Problem statement → Search the material below for the string "Раздел" and extract each line that has it.

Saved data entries
— START —

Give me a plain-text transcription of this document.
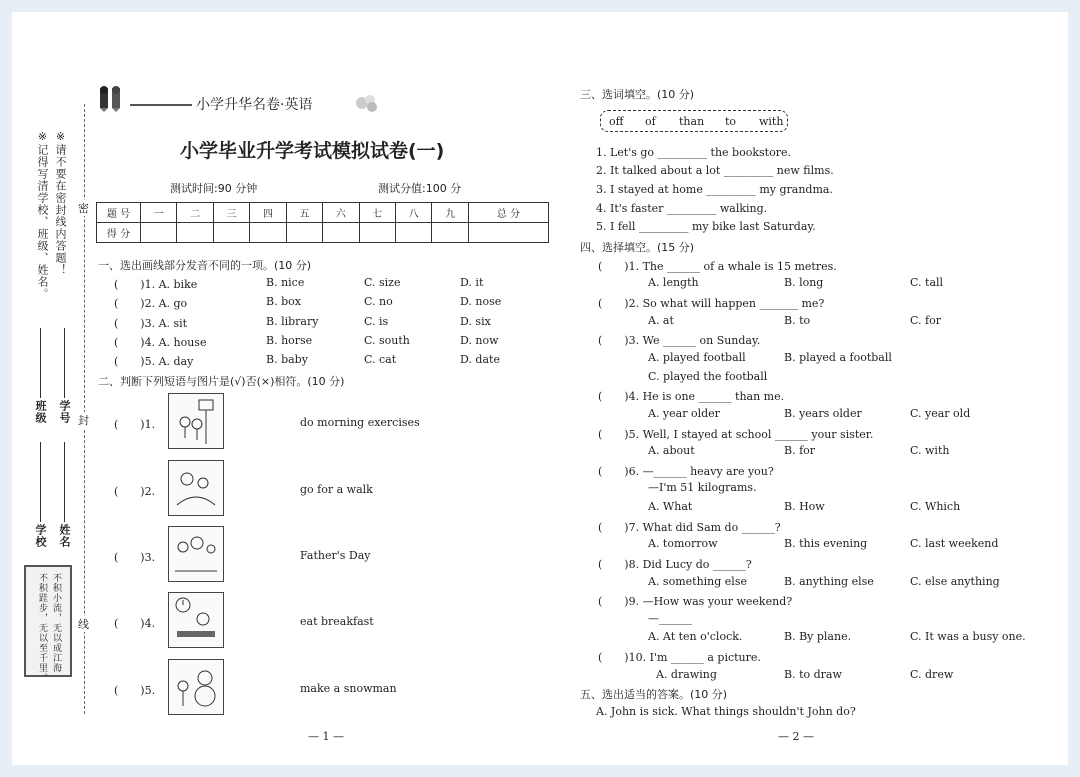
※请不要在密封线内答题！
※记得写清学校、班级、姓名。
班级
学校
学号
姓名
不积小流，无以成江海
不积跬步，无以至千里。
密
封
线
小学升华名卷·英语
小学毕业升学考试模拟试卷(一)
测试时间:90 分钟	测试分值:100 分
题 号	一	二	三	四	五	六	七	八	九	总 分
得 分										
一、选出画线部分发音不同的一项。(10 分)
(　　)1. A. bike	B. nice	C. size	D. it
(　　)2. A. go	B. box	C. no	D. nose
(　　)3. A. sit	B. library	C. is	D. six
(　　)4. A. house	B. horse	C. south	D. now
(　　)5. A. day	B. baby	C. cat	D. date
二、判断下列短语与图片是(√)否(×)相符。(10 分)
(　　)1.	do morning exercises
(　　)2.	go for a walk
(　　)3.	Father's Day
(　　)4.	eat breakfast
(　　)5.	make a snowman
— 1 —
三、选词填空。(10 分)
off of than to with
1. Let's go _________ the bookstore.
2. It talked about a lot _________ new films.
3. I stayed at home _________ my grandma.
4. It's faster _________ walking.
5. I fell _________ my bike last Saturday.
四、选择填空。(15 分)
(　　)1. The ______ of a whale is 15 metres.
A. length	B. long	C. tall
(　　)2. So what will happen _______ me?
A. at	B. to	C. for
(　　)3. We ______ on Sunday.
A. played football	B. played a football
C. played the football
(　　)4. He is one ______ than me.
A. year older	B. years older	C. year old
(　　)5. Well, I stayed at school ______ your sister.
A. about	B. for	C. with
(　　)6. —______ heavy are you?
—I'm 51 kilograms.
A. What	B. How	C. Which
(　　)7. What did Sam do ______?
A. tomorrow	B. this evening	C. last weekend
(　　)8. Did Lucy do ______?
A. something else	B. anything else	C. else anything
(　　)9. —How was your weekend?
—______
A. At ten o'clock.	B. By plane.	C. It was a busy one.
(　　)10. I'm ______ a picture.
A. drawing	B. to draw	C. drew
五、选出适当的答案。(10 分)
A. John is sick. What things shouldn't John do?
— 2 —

— END —
— START —

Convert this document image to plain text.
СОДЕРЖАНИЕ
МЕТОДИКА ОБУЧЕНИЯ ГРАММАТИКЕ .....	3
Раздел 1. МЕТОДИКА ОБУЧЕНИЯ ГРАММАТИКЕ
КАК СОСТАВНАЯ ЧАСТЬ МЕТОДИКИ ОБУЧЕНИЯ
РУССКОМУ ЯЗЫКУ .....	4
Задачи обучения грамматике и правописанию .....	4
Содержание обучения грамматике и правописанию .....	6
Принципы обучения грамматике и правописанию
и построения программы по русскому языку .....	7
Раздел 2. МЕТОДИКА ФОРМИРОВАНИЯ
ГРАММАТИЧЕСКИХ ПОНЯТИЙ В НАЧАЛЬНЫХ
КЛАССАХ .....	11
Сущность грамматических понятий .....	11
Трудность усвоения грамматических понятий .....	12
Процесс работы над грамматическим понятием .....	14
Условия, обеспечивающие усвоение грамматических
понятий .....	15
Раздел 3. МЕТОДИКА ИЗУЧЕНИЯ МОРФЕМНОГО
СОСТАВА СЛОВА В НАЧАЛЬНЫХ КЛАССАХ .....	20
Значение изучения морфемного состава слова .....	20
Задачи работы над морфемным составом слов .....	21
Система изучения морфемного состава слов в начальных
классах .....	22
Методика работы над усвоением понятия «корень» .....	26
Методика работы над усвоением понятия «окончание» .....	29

— END —

Correct response →
Раздел 1. МЕТОДИКА ОБУЧЕНИЯ ГРАММАТИКЕ
Раздел 2. МЕТОДИКА ФОРМИРОВАНИЯ
Раздел 3. МЕТОДИКА ИЗУЧЕНИЯ МОРФЕМНОГО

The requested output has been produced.